■ GIVEN PASSAGE ■
[ http://issues.apache.org/jira/browse/HADOOP-474?page=all ]
Doug Cutting updated HADOOP-474:
--------------------------------
Status: Resolved (was: Patch Available)
Resolution: Fixed
I just committed this. Thanks, Owen!
> support compressed text files as input and output
> -------------------------------------------------
>
> Key: HADOOP-474
> URL: http://issues.apache.org/jira/browse/HADOOP-474
> Project: Hadoop
> Issue Type: Improvement
> Components: mapred
> Affects Versions: 0.5.0
> Reporter: Owen O'Malley
> Assigned To: Owen O'Malley
> Fix For: 0.6.0
>
> Attachments: text-gz-2.patch, text-gz-3.patch, text-gz.patch
>
>
> I'd like TextInputFomat and TextOutputFormat to automatically compress and
> uncompress text files when they are read and written. Furthermore, I'd like
> to be able to use custom compressors as defined in HADOOP-441. Therefore, I
> propose:
> Adding a map of compression codecs in the server config files:
> io.compression.codecs = "<suffix>=<codec class>,..."

■ PROBLEM DESCRIPTION ■
Copy the issue notice again, starting at "[ http://issues.apache.org/jira/browse/HADOOP-474?page=all ]" and stopping after "this. Thanks, Owen!", with "merged" in place of "committed".

■ PROVIDED RECORDS ■
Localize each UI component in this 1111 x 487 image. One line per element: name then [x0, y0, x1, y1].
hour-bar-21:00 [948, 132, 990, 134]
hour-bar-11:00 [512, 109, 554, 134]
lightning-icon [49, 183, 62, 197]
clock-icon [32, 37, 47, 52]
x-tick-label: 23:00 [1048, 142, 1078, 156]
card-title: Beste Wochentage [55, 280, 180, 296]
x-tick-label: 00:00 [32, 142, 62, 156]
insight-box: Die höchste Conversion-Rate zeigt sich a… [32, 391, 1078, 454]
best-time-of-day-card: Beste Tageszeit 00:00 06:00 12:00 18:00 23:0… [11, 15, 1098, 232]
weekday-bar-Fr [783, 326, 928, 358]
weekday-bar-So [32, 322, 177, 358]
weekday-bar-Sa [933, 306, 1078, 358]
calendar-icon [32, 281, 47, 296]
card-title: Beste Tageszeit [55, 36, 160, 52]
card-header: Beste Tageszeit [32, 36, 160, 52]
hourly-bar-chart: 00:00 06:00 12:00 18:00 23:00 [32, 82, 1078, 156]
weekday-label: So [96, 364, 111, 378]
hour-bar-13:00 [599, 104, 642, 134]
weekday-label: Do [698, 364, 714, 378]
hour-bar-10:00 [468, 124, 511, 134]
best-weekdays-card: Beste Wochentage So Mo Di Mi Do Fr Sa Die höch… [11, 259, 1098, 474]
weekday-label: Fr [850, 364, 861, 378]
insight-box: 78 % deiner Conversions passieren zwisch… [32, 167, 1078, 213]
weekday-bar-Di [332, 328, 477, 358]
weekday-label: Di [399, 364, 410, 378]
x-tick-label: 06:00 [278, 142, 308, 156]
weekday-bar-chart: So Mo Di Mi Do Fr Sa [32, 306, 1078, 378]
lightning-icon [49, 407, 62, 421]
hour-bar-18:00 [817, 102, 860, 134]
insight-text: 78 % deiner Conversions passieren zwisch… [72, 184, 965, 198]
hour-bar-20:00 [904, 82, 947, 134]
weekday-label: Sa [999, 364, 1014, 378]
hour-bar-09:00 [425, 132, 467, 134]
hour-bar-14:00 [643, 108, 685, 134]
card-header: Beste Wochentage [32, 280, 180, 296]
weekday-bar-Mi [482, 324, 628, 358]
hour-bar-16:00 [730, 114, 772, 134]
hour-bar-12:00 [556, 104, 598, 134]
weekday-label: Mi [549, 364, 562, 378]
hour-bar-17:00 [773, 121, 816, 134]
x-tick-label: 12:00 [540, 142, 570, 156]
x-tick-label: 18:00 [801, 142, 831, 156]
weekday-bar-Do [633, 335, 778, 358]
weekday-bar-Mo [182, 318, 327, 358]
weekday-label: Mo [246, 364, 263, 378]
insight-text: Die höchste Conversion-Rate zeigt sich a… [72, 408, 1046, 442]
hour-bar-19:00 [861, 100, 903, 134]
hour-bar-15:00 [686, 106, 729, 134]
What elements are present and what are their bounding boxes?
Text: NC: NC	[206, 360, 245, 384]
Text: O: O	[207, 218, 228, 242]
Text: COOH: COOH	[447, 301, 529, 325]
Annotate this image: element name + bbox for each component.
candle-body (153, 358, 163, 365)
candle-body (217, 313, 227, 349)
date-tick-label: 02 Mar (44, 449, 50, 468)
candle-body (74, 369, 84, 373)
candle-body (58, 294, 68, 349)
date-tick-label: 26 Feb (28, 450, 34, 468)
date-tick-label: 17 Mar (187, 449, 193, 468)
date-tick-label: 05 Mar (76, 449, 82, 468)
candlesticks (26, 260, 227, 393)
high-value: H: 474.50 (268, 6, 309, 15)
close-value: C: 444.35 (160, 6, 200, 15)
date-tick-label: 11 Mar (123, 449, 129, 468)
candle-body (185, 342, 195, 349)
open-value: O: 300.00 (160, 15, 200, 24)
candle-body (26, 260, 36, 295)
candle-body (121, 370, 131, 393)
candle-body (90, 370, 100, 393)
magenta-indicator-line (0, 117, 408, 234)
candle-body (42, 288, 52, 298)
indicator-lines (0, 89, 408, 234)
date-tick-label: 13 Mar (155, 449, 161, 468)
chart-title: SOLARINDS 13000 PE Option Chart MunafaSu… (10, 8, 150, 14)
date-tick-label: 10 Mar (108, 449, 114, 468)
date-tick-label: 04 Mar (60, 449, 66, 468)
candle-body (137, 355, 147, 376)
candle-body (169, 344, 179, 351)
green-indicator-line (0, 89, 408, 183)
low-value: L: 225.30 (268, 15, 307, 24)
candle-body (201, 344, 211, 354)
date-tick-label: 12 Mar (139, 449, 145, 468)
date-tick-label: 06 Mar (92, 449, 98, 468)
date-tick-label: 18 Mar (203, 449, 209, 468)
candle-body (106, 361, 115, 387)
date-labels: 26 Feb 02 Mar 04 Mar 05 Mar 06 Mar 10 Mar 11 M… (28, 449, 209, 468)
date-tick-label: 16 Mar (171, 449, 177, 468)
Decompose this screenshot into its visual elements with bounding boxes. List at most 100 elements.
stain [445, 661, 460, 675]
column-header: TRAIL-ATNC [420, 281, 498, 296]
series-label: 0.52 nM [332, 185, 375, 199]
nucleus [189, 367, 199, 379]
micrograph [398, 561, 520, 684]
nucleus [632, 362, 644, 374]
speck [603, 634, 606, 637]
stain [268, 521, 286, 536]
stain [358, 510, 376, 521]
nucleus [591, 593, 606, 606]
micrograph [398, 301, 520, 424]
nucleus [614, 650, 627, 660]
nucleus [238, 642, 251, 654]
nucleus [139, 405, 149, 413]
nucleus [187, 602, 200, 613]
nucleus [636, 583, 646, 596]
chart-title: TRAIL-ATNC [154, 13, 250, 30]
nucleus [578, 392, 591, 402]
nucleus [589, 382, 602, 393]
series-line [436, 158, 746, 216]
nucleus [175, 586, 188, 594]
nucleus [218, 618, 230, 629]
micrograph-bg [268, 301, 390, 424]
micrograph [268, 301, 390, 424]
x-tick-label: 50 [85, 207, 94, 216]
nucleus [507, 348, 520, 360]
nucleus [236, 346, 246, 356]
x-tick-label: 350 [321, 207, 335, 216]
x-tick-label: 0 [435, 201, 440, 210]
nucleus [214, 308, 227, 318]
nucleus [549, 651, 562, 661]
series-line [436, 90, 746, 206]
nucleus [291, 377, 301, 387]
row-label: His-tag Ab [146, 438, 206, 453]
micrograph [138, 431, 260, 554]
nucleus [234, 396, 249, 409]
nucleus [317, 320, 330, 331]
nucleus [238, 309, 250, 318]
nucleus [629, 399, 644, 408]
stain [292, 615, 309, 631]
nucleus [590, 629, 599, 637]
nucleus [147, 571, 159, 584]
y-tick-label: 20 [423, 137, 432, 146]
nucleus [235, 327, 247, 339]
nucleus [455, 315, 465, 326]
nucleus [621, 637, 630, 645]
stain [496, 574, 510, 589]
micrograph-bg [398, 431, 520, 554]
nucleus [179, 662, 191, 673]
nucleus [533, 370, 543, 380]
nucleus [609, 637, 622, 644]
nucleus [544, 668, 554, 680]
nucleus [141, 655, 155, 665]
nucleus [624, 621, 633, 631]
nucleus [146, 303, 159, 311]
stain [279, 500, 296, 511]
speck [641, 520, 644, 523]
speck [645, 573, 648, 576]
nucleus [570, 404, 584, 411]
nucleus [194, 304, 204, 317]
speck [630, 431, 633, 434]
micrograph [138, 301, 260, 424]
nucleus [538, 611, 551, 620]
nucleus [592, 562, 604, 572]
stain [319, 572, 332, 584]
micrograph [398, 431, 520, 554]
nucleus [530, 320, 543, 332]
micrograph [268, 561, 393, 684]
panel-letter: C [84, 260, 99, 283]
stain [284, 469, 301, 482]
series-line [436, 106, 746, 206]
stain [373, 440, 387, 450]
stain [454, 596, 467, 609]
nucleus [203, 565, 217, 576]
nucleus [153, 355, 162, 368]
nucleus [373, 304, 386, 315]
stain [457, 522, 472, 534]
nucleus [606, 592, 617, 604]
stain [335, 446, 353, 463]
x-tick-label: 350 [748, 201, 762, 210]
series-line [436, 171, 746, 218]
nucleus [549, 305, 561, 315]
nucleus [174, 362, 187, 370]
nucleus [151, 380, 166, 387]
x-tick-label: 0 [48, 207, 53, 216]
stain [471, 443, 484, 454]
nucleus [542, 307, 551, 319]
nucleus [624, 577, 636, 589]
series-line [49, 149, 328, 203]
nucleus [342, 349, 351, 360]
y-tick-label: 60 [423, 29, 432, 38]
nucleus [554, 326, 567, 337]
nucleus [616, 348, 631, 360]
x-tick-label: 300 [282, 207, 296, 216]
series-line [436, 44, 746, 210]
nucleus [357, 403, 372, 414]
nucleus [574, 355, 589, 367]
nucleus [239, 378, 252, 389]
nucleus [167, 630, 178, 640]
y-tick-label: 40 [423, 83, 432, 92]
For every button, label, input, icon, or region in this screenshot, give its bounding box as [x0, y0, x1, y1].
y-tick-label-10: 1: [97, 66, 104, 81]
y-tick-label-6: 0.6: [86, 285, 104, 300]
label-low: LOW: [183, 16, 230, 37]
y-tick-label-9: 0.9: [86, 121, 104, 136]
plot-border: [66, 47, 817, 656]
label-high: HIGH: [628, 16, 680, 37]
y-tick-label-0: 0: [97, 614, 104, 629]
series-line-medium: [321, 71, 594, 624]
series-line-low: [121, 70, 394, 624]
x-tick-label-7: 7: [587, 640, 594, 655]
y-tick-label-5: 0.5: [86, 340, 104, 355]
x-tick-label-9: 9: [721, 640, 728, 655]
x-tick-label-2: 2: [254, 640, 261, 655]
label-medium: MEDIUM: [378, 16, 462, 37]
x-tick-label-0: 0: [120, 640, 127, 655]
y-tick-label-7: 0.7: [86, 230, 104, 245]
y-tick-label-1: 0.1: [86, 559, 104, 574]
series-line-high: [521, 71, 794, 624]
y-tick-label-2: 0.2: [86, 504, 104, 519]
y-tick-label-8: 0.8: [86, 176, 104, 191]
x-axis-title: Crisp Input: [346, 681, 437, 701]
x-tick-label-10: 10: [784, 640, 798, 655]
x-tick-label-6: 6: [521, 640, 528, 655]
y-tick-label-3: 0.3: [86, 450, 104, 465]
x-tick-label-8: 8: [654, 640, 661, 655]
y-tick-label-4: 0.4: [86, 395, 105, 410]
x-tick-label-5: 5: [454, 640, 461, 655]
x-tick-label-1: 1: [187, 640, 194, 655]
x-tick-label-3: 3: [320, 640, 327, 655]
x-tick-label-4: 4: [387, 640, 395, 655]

■ RESPONSE BELOW ■
[ http://issues.apache.org/jira/browse/HADOOP-474?page=all ]
Doug Cutting updated HADOOP-474:
--------------------------------
Status: Resolved (was: Patch Available)
Resolution: Fixed
I just merged this. Thanks, Owen!